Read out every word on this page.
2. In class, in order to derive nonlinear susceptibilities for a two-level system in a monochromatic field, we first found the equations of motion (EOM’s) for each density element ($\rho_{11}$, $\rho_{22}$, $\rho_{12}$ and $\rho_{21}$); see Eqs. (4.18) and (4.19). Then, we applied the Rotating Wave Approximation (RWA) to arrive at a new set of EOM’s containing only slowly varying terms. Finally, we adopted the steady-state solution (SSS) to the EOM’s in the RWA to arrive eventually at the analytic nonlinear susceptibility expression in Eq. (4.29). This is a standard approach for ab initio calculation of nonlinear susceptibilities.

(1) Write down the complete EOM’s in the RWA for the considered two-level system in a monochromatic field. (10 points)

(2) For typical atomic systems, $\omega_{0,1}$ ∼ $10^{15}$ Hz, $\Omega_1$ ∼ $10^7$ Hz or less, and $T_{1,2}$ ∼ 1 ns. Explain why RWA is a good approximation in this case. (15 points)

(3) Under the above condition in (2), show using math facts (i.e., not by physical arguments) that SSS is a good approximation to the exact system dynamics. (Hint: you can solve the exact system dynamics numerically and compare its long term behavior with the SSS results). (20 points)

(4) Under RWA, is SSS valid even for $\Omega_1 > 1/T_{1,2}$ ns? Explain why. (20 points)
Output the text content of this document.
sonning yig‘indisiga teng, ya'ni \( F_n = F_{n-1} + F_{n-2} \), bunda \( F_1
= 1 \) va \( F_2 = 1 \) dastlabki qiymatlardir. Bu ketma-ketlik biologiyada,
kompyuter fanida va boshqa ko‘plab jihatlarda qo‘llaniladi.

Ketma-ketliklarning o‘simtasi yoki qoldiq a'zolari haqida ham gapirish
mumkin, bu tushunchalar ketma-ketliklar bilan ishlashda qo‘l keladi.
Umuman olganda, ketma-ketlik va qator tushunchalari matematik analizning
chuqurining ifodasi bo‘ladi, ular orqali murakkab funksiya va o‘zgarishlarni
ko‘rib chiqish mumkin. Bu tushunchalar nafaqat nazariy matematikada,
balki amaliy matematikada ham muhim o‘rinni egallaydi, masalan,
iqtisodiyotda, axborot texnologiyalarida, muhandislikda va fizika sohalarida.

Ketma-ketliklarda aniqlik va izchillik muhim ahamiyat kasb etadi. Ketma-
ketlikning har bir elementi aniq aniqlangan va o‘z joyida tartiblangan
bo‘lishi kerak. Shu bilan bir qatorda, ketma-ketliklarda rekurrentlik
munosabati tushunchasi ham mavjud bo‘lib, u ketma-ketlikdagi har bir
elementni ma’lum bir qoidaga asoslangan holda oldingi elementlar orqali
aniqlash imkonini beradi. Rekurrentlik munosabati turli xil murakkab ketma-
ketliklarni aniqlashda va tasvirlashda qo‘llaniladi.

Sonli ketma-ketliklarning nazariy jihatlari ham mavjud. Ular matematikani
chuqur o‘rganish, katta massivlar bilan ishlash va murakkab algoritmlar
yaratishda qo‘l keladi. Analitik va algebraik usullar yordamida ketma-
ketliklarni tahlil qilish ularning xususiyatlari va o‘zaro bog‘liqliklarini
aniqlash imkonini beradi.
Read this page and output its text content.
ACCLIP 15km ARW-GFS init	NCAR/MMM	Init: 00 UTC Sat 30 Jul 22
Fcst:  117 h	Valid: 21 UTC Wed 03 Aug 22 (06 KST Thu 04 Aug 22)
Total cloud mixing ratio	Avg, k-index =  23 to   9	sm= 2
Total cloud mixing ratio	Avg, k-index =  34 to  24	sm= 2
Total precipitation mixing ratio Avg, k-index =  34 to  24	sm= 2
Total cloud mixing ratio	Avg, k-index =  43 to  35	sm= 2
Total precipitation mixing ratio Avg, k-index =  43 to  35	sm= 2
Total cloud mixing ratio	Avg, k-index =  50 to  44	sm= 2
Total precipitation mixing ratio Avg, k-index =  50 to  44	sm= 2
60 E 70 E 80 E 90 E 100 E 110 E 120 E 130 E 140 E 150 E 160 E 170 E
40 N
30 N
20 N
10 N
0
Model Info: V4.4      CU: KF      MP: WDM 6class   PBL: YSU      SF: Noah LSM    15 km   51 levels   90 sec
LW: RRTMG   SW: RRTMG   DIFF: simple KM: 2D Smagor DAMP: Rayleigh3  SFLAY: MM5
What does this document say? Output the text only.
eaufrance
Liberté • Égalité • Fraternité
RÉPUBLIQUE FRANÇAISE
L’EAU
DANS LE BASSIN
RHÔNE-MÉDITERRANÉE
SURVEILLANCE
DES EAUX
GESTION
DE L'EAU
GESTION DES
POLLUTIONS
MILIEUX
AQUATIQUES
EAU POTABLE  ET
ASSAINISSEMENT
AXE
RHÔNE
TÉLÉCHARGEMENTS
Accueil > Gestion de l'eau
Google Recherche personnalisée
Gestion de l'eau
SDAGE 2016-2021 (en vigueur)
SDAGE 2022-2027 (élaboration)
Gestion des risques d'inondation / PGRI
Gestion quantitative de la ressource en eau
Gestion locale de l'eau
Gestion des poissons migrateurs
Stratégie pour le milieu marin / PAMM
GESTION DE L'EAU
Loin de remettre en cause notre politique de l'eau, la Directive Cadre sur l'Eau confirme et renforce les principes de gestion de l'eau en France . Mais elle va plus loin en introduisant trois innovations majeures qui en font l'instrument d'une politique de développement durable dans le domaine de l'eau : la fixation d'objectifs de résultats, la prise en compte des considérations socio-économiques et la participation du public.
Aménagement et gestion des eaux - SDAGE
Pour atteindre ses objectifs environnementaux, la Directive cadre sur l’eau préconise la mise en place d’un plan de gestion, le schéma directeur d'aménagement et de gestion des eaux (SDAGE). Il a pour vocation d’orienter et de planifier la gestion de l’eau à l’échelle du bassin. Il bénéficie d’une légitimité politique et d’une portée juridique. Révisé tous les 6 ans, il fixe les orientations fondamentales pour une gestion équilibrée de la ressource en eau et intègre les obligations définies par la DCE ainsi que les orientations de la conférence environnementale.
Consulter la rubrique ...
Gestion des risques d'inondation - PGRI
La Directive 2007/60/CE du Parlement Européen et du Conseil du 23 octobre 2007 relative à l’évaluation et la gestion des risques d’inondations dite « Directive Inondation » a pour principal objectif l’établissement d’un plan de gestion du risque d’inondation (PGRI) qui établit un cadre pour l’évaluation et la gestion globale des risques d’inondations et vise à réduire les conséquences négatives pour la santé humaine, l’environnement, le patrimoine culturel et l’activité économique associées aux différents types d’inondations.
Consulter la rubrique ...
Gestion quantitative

-.-.-

- **WHAT YOU ARE ASKED TO DO**:
Look over the listing above. Pick out and copy every line that includes "keladi".

- **ANSWER BELOW**:
mumkin, bu tushunchalar ketma-ketliklar bilan ishlashda qo‘l keladi.
yaratishda qo‘l keladi. Analitik va algebraik usullar yordamida ketma-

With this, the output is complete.